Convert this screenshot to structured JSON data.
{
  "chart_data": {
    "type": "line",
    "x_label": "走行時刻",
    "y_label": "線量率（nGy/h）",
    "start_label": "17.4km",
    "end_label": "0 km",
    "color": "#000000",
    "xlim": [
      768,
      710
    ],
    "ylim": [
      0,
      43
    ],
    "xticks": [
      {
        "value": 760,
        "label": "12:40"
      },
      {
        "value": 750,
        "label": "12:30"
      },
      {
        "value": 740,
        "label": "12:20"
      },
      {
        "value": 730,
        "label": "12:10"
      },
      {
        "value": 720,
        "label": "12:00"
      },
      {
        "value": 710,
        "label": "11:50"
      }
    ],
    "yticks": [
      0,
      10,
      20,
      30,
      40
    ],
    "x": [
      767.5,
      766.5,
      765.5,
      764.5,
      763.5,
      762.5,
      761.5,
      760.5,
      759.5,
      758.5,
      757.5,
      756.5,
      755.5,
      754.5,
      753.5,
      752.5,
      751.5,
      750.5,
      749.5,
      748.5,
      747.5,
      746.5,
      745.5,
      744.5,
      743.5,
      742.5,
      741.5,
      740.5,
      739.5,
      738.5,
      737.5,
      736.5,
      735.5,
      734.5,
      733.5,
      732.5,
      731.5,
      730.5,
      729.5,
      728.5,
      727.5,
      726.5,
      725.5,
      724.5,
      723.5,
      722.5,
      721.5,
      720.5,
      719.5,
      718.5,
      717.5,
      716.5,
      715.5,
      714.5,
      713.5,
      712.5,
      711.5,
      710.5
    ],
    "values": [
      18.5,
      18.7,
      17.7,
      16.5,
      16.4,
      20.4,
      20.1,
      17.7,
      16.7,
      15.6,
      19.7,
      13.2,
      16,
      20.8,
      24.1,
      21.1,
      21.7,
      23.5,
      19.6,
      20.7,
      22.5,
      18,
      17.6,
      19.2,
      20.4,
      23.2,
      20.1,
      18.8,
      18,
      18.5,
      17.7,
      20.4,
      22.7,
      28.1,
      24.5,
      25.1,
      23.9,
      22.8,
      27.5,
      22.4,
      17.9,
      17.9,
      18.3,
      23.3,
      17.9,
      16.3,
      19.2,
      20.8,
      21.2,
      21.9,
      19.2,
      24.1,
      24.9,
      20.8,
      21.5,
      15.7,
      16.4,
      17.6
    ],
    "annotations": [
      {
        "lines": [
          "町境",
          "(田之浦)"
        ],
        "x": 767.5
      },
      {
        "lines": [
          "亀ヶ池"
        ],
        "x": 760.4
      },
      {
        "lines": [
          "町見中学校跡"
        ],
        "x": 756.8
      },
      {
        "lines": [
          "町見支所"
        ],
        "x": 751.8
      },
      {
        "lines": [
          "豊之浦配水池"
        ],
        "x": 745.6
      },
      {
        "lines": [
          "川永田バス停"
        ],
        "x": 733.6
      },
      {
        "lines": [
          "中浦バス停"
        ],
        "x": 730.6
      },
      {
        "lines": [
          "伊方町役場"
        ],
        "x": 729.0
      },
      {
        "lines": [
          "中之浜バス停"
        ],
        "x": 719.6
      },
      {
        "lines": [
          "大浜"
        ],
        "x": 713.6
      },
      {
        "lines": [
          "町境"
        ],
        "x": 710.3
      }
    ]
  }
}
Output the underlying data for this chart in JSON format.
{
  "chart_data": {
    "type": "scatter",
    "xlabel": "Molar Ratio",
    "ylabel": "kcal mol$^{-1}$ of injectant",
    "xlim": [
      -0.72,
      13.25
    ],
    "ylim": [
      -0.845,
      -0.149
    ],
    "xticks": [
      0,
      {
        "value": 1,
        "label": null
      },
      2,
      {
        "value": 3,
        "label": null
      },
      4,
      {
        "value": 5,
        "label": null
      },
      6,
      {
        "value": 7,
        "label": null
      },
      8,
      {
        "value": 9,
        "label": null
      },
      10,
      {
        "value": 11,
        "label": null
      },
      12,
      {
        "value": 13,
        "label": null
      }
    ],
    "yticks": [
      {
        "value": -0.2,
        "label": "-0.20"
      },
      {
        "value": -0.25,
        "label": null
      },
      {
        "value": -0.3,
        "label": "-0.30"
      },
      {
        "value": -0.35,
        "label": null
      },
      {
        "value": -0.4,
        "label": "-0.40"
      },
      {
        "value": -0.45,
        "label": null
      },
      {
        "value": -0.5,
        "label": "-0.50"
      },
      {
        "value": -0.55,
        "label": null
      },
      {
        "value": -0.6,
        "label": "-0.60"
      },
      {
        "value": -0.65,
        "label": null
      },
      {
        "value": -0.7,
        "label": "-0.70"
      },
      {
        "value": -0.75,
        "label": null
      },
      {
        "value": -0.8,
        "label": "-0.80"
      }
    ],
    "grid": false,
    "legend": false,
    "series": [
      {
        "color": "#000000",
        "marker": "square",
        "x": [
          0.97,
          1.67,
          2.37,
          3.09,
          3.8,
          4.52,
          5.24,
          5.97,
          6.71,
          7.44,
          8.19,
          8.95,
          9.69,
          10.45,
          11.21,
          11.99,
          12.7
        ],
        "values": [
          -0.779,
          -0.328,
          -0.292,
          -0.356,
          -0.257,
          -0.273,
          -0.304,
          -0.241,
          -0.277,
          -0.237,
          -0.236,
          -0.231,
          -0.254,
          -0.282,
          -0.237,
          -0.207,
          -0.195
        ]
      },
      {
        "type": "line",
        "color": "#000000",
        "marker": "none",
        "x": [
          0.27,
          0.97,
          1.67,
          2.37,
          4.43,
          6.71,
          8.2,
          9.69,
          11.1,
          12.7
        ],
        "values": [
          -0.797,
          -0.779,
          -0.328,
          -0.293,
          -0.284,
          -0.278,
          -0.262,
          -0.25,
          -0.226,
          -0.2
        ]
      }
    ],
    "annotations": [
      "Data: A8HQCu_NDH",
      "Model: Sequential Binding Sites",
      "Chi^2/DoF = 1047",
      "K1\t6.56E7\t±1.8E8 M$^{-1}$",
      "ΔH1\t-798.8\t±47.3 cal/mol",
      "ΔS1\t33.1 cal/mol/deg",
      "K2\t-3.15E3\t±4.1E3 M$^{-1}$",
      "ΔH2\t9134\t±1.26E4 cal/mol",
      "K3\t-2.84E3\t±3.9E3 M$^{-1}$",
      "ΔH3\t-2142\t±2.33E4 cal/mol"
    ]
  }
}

# # # # # # #

THE REQUEST:
Only lines that contain the word "JSON" are wanted; copy each of them.

EXERCISE RESULT:
Convert this screenshot to structured JSON data.
Output the underlying data for this chart in JSON format.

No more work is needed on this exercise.